* _GIVEN RECORDS_

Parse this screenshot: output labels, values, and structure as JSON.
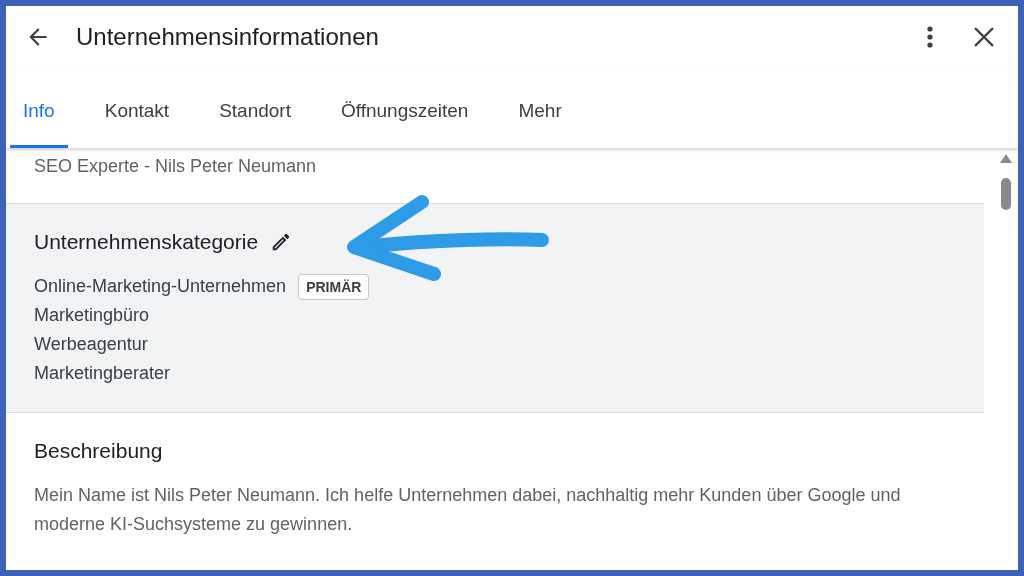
{
  "header": {
    "title": "Unternehmensinformationen"
  },
  "tabs": [
    {
      "label": "Info",
      "selected": true
    },
    {
      "label": "Kontakt",
      "selected": false
    },
    {
      "label": "Standort",
      "selected": false
    },
    {
      "label": "Öffnungszeiten",
      "selected": false
    },
    {
      "label": "Mehr",
      "selected": false
    }
  ],
  "business_name": "SEO Experte - Nils Peter Neumann",
  "category_section": {
    "heading": "Unternehmenskategorie",
    "categories": [
      {
        "name": "Online-Marketing-Unternehmen",
        "badge": "PRIMÄR"
      },
      {
        "name": "Marketingbüro"
      },
      {
        "name": "Werbeagentur"
      },
      {
        "name": "Marketingberater"
      }
    ]
  },
  "description_section": {
    "heading": "Beschreibung",
    "text": "Mein Name ist Nils Peter Neumann. Ich helfe Unternehmen dabei, nachhaltig mehr Kunden über Google und moderne KI-Suchsysteme zu gewinnen."
  }
}
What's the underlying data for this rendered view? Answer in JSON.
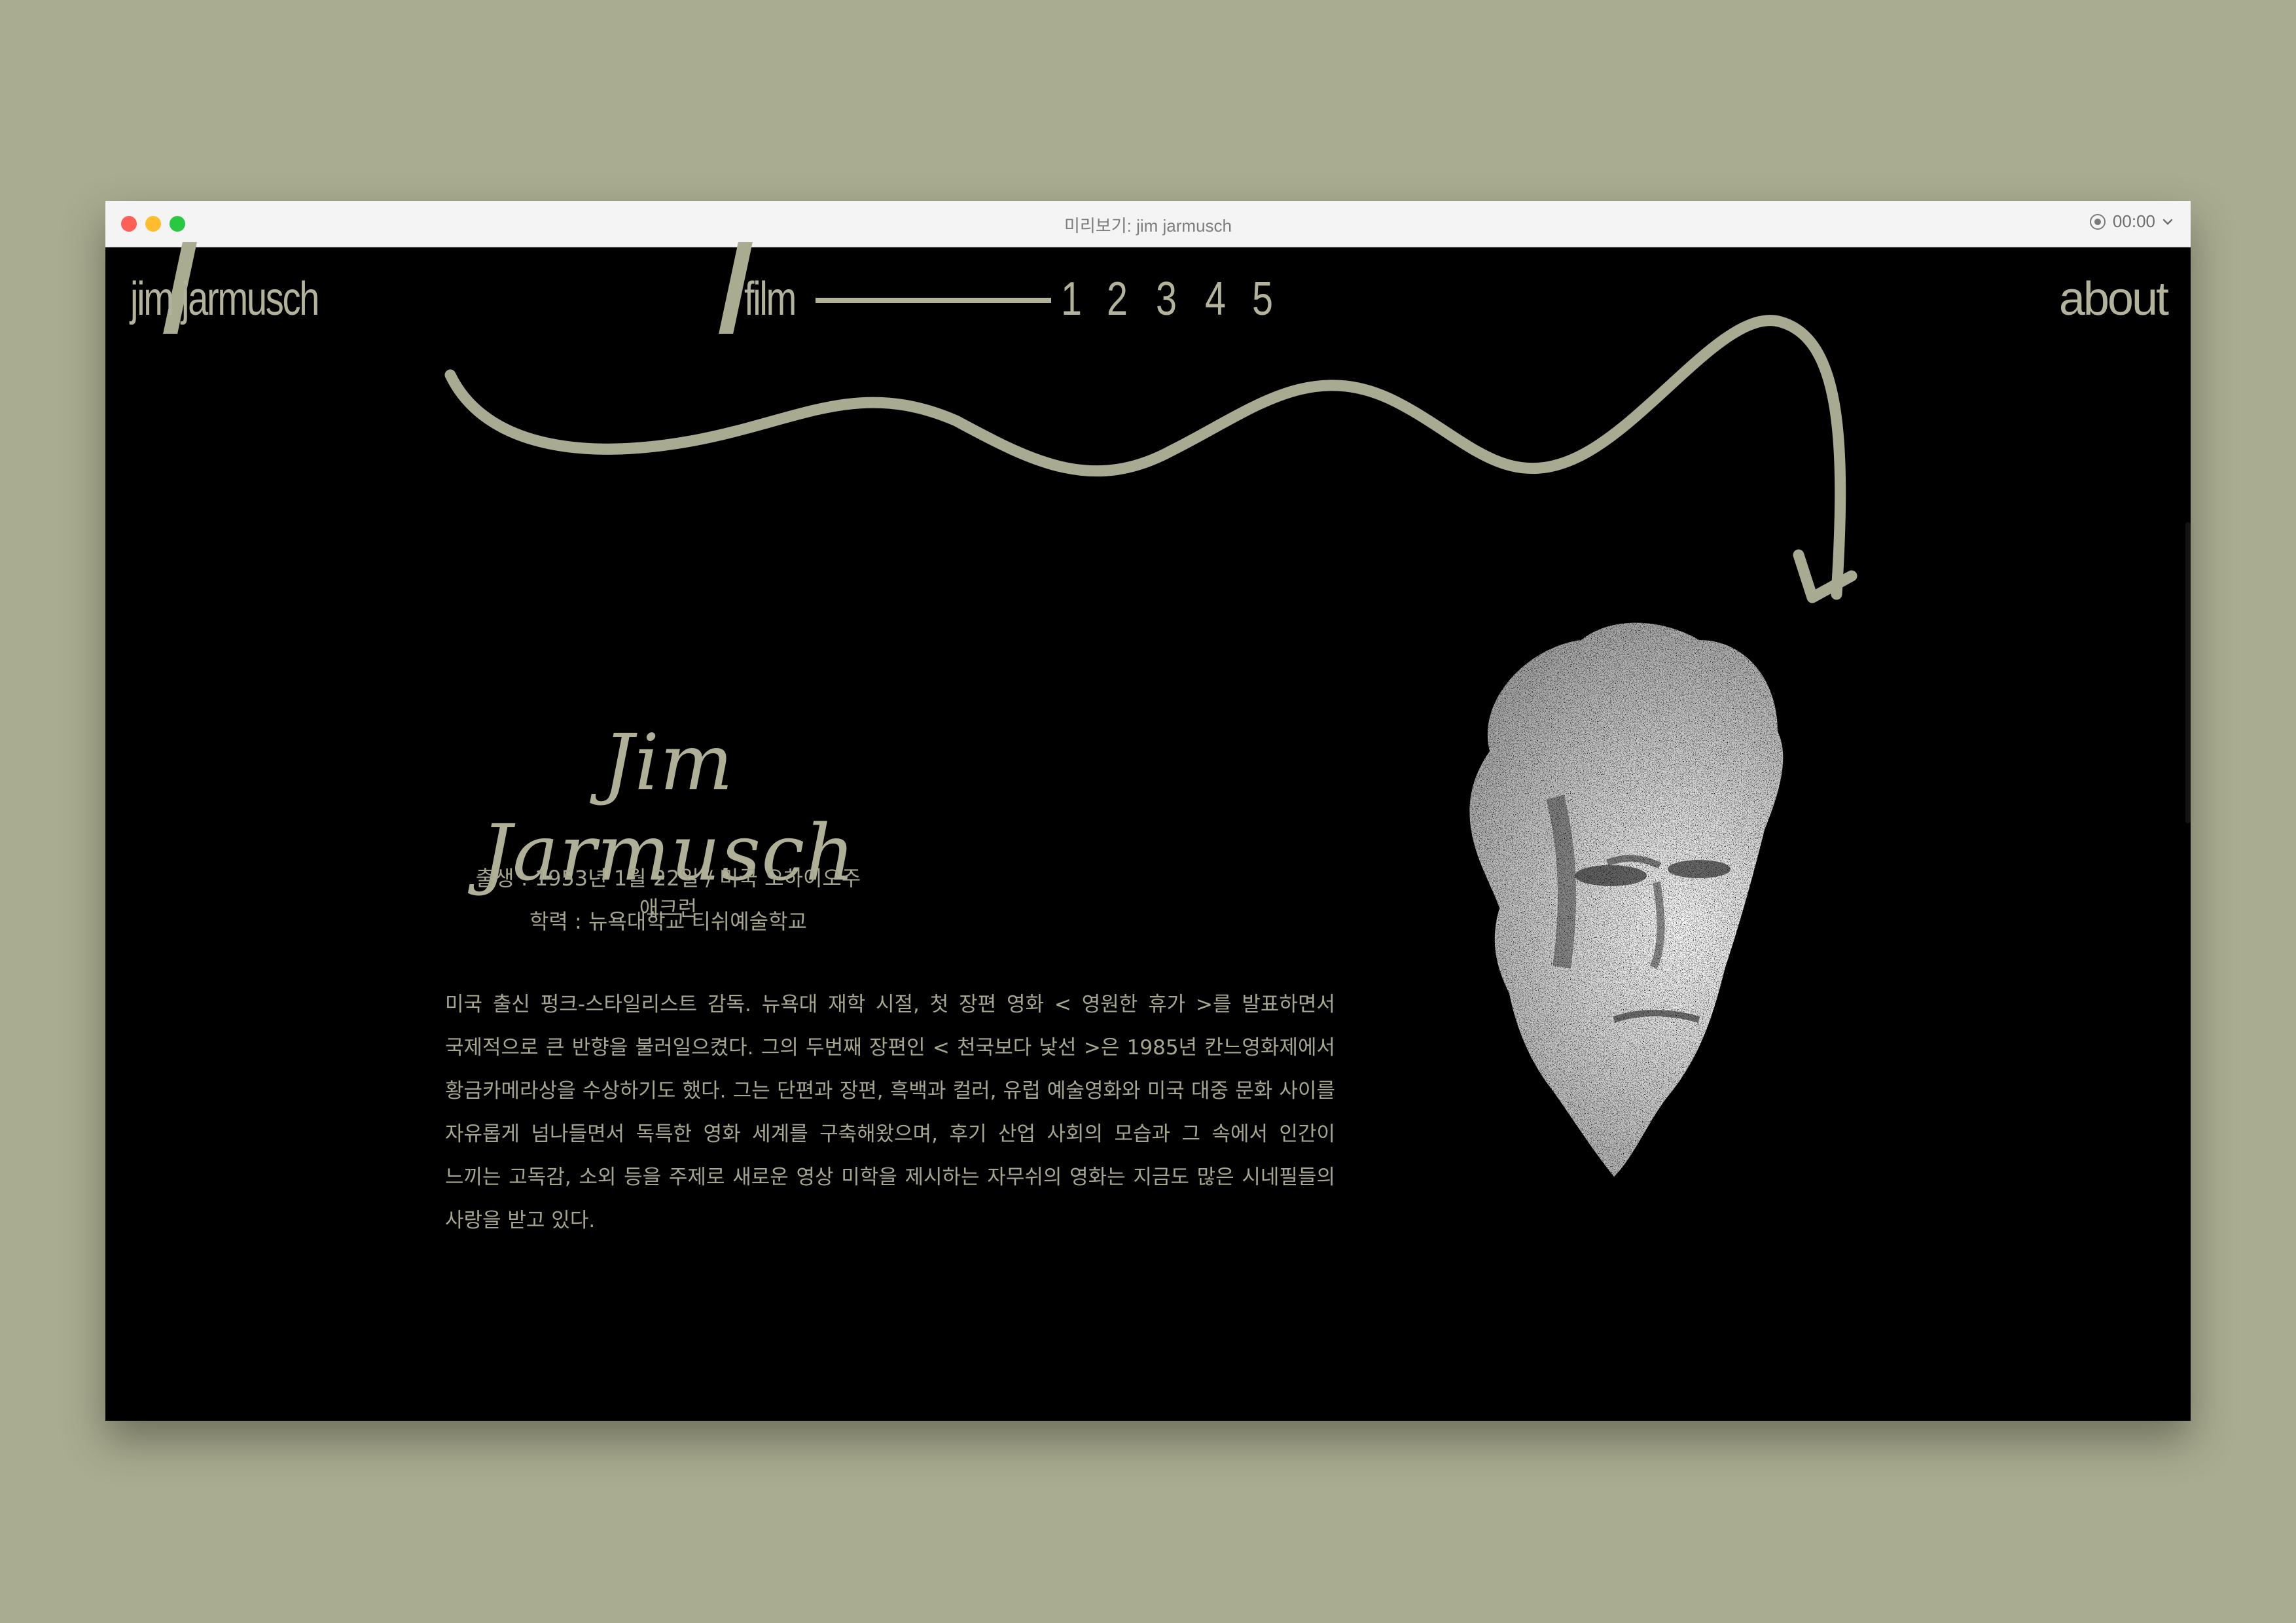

* _GOAL_
Reproduce the material above verbatim; omit every picture.

* _ANSWER FOR THE TASK_
Parse this screenshot: output labels, values, and structure as JSON.
{
  "header": {
    "title": "Unternehmensinformationen"
  },
  "tabs": [
    {
      "label": "Info",
      "selected": true
    },
    {
      "label": "Kontakt",
      "selected": false
    },
    {
      "label": "Standort",
      "selected": false
    },
    {
      "label": "Öffnungszeiten",
      "selected": false
    },
    {
      "label": "Mehr",
      "selected": false
    }
  ],
  "business_name": "SEO Experte - Nils Peter Neumann",
  "category_section": {
    "heading": "Unternehmenskategorie",
    "categories": [
      {
        "name": "Online-Marketing-Unternehmen",
        "badge": "PRIMÄR"
      },
      {
        "name": "Marketingbüro"
      },
      {
        "name": "Werbeagentur"
      },
      {
        "name": "Marketingberater"
      }
    ]
  },
  "description_section": {
    "heading": "Beschreibung",
    "text": "Mein Name ist Nils Peter Neumann. Ich helfe Unternehmen dabei, nachhaltig mehr Kunden über Google und moderne KI-Suchsysteme zu gewinnen."
  }
}
What's the underlying data for this rendered view? Answer in JSON.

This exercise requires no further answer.